[Dataset listings of figures]
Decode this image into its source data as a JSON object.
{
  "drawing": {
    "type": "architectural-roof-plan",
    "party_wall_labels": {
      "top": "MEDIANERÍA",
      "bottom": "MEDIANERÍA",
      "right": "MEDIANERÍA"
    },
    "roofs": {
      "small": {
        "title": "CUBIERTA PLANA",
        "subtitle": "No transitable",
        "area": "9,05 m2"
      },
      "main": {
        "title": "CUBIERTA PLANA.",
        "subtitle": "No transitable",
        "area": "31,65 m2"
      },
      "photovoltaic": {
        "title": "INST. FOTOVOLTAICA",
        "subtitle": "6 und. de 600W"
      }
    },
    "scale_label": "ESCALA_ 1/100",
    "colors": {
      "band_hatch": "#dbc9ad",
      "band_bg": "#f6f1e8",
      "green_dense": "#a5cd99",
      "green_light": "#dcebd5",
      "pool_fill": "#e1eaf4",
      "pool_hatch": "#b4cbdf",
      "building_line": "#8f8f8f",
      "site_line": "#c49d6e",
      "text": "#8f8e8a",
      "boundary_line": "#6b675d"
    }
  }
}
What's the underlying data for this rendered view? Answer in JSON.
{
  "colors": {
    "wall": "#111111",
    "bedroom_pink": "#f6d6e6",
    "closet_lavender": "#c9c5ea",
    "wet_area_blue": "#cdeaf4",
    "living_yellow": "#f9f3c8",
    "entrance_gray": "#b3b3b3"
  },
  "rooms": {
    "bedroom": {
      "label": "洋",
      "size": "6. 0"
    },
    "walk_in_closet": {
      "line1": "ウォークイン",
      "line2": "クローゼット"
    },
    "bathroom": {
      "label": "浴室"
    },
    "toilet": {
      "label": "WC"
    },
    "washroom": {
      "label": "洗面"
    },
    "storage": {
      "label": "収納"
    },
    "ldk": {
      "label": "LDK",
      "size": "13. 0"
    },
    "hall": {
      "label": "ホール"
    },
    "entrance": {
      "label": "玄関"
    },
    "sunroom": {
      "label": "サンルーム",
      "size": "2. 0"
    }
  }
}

BRIEF
Report every line containing the word "JSON" from the listing above.

TASK OUTPUT
Decode this image into its source data as a JSON object.
What's the underlying data for this rendered view? Answer in JSON.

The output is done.